PROBLEM DESCRIPTION: Pull out every line below that contains the word "spectrum".

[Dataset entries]
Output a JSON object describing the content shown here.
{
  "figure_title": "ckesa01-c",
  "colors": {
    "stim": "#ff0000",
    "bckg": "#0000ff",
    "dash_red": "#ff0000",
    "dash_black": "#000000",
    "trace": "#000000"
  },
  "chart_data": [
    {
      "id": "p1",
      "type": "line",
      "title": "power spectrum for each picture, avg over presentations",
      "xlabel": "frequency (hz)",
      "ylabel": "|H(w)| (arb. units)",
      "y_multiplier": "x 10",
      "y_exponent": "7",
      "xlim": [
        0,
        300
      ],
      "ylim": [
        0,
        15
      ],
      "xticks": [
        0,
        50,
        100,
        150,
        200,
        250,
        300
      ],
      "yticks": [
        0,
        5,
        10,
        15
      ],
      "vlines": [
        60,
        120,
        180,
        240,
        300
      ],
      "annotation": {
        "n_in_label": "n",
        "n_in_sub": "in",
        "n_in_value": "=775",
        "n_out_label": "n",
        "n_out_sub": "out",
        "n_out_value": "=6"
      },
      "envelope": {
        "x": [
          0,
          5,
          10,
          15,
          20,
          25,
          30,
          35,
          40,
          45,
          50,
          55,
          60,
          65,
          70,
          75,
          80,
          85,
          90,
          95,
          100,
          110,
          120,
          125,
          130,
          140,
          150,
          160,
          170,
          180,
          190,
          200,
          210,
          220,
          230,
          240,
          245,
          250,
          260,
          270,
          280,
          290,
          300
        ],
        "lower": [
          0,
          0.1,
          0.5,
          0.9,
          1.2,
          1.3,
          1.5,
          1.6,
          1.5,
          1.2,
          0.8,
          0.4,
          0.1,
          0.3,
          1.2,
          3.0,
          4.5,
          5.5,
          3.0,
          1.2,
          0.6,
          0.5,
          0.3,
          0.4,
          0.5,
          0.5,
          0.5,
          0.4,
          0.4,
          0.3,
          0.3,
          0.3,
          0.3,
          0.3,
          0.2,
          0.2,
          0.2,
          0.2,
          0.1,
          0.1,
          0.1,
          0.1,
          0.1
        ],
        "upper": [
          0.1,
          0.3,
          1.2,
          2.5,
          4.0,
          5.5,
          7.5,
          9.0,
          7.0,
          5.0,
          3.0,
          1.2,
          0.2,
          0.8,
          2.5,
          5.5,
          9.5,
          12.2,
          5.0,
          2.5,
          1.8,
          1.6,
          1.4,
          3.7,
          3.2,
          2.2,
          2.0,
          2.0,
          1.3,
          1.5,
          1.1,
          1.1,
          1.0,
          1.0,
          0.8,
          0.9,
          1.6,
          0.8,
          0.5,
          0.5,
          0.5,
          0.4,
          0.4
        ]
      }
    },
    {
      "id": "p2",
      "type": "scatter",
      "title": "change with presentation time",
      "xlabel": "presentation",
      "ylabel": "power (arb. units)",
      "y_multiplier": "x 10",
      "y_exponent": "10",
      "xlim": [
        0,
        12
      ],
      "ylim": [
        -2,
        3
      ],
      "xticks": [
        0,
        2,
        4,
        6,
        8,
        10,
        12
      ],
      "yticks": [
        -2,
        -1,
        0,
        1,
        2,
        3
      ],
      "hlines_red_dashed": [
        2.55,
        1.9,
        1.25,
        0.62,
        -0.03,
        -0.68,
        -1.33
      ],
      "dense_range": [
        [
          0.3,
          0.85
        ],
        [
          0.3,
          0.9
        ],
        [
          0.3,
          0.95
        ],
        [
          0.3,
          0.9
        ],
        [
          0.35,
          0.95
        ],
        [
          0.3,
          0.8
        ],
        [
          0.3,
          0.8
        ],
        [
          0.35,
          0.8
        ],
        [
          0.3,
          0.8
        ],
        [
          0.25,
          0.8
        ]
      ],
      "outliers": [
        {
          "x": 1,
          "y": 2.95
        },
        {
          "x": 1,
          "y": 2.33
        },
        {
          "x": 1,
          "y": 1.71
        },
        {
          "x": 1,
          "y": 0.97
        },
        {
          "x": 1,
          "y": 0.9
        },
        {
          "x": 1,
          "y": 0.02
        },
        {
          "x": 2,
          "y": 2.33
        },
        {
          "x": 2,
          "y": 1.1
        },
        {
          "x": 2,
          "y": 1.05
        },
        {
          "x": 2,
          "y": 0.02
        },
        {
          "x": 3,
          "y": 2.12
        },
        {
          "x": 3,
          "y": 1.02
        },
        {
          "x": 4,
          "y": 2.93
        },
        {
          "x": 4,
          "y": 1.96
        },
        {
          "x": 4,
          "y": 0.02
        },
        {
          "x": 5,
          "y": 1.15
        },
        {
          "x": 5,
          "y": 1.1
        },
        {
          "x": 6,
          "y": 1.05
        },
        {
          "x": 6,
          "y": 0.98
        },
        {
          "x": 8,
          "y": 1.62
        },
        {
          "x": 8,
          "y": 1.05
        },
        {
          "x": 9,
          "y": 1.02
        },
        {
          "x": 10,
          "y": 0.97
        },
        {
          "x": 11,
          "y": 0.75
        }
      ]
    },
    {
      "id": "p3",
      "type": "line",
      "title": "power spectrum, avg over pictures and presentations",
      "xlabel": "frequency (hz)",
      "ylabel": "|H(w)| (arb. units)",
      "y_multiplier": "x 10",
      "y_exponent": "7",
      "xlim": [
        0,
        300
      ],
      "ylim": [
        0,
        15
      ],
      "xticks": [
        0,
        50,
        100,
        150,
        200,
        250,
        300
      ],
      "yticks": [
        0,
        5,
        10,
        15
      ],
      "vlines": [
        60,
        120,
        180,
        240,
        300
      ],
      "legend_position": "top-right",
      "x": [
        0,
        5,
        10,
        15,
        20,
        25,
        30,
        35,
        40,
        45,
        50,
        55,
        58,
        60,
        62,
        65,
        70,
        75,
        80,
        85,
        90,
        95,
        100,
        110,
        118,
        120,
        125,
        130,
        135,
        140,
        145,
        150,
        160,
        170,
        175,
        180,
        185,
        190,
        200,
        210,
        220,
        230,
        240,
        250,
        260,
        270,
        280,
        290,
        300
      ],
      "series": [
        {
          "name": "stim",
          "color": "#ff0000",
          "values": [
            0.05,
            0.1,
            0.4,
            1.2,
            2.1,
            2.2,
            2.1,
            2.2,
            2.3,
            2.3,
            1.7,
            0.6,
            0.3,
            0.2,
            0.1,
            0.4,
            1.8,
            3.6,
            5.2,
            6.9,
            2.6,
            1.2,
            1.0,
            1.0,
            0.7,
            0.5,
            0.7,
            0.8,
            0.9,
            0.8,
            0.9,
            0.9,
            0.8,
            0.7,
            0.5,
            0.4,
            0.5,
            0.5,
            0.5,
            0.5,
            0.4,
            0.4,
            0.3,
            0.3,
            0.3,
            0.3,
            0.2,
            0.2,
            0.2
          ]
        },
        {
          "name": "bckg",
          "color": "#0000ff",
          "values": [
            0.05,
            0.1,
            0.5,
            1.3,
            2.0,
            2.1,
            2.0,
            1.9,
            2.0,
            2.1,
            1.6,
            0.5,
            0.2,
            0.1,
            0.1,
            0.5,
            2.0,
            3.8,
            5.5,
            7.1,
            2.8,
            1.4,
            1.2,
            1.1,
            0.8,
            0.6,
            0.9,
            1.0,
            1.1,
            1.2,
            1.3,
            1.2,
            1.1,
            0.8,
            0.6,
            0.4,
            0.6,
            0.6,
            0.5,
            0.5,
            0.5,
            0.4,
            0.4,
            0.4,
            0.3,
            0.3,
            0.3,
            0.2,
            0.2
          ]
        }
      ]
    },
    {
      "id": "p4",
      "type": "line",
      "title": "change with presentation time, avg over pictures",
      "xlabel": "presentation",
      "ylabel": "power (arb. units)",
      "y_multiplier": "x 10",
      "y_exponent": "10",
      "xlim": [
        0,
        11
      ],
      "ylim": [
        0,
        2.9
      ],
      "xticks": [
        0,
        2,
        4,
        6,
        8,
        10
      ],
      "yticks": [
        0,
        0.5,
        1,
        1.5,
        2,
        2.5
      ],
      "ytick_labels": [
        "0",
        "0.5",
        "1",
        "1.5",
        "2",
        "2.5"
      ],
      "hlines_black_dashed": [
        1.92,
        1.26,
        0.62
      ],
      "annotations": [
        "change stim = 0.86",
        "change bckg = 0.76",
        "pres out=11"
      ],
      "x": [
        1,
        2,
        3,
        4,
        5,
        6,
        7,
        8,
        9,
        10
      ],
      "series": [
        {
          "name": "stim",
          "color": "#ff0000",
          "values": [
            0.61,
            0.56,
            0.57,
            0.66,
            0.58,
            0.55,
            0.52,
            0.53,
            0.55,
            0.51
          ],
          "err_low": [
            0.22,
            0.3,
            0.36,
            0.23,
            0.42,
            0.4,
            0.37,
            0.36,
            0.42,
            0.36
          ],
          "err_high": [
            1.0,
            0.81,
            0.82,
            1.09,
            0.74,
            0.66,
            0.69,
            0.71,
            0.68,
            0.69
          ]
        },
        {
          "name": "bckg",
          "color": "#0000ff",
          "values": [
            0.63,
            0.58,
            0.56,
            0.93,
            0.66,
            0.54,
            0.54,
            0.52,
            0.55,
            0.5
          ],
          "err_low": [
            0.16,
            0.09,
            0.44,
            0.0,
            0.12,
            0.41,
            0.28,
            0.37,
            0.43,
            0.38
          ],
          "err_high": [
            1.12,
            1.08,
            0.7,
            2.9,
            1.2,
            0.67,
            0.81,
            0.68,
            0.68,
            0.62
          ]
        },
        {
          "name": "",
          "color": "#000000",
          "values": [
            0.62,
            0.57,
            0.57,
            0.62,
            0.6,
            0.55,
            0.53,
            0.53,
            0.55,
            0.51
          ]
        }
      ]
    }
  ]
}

FULL RESPONSE:
      "title": "power spectrum for each picture, avg over presentations",
      "title": "power spectrum, avg over pictures and presentations",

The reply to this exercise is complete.